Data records
┏━━

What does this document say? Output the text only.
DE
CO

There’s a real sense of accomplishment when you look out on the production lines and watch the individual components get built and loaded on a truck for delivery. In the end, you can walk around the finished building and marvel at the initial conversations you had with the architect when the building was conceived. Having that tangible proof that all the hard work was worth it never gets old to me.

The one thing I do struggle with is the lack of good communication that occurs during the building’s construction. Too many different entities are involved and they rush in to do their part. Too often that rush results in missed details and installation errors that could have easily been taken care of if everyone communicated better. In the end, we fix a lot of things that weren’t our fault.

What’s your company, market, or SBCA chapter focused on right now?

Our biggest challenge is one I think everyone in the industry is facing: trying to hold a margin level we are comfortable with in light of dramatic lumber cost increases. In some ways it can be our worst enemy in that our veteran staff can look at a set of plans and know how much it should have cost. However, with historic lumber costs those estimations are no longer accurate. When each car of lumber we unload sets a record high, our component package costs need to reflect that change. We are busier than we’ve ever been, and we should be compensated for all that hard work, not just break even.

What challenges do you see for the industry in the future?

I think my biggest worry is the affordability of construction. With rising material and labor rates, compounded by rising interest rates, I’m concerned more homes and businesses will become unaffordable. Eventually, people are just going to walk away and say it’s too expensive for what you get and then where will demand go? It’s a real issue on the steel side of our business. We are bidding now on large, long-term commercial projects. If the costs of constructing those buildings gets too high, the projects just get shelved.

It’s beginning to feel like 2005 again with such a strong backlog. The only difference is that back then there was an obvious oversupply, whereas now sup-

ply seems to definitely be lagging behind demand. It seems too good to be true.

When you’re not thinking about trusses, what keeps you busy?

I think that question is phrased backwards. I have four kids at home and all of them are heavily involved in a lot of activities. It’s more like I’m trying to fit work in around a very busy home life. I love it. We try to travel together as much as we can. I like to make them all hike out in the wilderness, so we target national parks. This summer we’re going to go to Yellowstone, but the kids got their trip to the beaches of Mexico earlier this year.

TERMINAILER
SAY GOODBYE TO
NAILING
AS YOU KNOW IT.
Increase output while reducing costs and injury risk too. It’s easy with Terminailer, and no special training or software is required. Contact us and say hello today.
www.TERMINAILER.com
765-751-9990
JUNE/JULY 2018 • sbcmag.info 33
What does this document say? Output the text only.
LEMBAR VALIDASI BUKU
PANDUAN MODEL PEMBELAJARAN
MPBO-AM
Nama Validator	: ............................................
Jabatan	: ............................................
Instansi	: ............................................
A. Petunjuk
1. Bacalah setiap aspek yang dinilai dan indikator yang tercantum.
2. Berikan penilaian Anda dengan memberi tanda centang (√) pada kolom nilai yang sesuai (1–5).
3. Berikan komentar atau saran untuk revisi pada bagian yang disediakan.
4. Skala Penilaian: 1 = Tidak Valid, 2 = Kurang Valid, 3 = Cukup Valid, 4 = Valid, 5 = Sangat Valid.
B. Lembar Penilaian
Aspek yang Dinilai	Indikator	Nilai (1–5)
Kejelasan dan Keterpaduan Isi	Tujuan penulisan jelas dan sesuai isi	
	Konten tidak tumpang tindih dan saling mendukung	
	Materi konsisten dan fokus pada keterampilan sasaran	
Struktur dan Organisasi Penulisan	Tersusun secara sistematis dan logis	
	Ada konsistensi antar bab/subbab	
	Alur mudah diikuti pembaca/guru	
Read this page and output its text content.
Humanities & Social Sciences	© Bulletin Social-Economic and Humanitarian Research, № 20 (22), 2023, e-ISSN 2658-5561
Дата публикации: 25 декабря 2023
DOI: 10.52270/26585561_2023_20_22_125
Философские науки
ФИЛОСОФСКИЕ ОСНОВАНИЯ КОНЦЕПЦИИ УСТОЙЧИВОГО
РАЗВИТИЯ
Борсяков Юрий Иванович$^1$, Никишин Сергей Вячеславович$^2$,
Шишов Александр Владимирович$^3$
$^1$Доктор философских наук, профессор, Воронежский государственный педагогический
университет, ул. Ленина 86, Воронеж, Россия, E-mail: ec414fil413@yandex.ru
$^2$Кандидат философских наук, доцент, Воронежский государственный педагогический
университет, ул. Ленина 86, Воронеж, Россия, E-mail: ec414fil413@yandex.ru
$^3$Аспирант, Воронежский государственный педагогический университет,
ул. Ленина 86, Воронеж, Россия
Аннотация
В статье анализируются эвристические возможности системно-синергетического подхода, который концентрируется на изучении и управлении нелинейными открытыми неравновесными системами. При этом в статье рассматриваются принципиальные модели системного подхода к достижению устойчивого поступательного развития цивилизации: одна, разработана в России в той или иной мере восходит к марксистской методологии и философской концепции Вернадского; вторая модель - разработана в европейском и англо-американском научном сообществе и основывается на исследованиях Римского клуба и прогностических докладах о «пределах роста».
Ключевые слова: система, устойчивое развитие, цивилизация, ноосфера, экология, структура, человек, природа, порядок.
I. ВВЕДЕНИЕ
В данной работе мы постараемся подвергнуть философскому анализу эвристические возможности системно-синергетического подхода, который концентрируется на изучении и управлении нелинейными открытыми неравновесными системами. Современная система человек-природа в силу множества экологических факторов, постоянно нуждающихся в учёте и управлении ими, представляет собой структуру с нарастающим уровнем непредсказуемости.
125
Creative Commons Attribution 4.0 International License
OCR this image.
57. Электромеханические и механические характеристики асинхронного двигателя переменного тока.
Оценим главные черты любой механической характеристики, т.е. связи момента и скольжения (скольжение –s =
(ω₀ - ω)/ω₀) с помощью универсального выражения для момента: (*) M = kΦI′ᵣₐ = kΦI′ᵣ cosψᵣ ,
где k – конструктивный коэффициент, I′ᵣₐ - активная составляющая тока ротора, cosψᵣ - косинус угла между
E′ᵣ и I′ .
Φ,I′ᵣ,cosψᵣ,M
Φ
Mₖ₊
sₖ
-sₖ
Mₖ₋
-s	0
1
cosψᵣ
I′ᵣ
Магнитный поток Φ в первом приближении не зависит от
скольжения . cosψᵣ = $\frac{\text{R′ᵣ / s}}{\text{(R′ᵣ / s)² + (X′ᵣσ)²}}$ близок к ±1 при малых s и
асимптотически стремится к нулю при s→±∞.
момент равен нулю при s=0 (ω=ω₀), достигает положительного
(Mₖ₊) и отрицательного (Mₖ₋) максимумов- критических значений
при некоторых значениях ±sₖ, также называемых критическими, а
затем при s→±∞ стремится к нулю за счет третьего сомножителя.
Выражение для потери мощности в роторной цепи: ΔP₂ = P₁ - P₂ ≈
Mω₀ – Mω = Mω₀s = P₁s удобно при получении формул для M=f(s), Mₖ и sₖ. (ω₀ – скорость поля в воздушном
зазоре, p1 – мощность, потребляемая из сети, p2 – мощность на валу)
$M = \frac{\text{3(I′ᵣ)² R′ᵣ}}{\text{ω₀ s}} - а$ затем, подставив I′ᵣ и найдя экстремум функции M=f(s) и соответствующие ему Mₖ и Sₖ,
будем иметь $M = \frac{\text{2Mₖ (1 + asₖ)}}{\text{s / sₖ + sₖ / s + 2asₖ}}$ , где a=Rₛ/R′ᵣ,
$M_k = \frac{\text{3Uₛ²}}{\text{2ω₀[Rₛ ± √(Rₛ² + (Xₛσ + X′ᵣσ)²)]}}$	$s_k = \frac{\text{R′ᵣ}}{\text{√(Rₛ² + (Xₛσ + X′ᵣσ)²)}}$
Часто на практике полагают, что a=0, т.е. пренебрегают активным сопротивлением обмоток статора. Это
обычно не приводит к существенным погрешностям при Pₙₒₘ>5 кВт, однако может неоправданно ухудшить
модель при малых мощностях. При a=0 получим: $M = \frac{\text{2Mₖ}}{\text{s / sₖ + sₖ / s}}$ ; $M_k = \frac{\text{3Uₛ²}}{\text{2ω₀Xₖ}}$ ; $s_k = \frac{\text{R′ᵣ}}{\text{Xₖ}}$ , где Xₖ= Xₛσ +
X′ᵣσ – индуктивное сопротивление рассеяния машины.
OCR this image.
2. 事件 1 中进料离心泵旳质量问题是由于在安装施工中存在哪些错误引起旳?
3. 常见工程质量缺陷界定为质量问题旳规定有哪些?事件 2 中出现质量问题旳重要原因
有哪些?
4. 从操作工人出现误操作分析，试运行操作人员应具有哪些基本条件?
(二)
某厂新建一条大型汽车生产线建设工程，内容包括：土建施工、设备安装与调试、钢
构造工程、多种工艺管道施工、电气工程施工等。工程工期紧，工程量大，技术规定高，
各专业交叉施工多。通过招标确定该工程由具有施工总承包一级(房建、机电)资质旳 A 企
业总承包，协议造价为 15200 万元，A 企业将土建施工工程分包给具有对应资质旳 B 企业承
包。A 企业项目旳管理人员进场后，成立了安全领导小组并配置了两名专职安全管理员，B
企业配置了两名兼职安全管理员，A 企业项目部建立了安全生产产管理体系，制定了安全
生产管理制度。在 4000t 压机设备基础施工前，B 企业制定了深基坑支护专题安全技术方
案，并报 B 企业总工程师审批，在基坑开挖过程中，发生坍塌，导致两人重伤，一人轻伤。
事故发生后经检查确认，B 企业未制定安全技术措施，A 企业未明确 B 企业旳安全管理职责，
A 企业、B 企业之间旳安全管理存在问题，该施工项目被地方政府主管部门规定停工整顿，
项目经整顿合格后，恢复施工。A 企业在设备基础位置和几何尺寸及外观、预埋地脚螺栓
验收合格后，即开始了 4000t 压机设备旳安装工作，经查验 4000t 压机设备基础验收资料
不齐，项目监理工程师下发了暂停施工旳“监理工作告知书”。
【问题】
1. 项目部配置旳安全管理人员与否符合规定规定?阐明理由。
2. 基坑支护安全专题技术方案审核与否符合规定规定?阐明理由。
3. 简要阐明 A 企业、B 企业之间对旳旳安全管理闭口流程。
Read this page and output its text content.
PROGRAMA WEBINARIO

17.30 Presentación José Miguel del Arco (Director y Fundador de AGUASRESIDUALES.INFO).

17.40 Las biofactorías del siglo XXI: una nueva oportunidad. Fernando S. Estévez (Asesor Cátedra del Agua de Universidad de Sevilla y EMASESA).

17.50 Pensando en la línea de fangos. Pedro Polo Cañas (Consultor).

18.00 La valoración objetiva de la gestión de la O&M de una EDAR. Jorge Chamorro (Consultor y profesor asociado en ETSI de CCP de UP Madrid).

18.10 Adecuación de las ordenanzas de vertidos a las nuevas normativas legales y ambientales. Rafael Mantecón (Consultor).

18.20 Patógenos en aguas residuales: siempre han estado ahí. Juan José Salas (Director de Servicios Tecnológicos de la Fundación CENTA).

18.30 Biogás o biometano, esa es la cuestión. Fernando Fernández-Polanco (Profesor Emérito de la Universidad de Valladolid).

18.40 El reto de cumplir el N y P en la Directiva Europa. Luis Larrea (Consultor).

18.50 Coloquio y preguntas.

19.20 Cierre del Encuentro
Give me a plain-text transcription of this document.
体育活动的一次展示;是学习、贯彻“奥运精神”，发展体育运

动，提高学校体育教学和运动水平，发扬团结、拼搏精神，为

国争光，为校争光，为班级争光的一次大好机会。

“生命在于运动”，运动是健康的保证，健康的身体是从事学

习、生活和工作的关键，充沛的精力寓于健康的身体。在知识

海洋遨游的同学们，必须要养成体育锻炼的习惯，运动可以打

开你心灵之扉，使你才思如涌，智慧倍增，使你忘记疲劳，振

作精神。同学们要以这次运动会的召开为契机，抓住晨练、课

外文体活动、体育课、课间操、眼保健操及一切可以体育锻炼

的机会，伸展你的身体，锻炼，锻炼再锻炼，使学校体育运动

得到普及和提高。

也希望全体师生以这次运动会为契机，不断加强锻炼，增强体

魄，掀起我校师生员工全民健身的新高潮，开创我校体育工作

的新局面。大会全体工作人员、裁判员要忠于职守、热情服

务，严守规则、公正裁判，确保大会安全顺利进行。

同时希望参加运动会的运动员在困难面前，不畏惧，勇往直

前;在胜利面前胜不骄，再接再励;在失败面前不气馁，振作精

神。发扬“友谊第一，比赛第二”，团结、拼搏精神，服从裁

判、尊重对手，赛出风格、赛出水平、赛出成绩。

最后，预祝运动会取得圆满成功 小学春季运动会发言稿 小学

┗━━

◆ Task directions:
Pick out the lines that include the word "busy" and write them out.

◆ Complete response:
When you’re not thinking about trusses, what keeps you busy?
I think that question is phrased backwards. I have four kids at home and all of them are heavily involved in a lot of activities. It’s more like I’m trying to fit work in around a very busy home life. I love it. We try to travel together as much as we can. I like to make them all hike out in the wilderness, so we target national parks. This summer we’re going to go to Yellowstone, but the kids got their trip to the beaches of Mexico earlier this year.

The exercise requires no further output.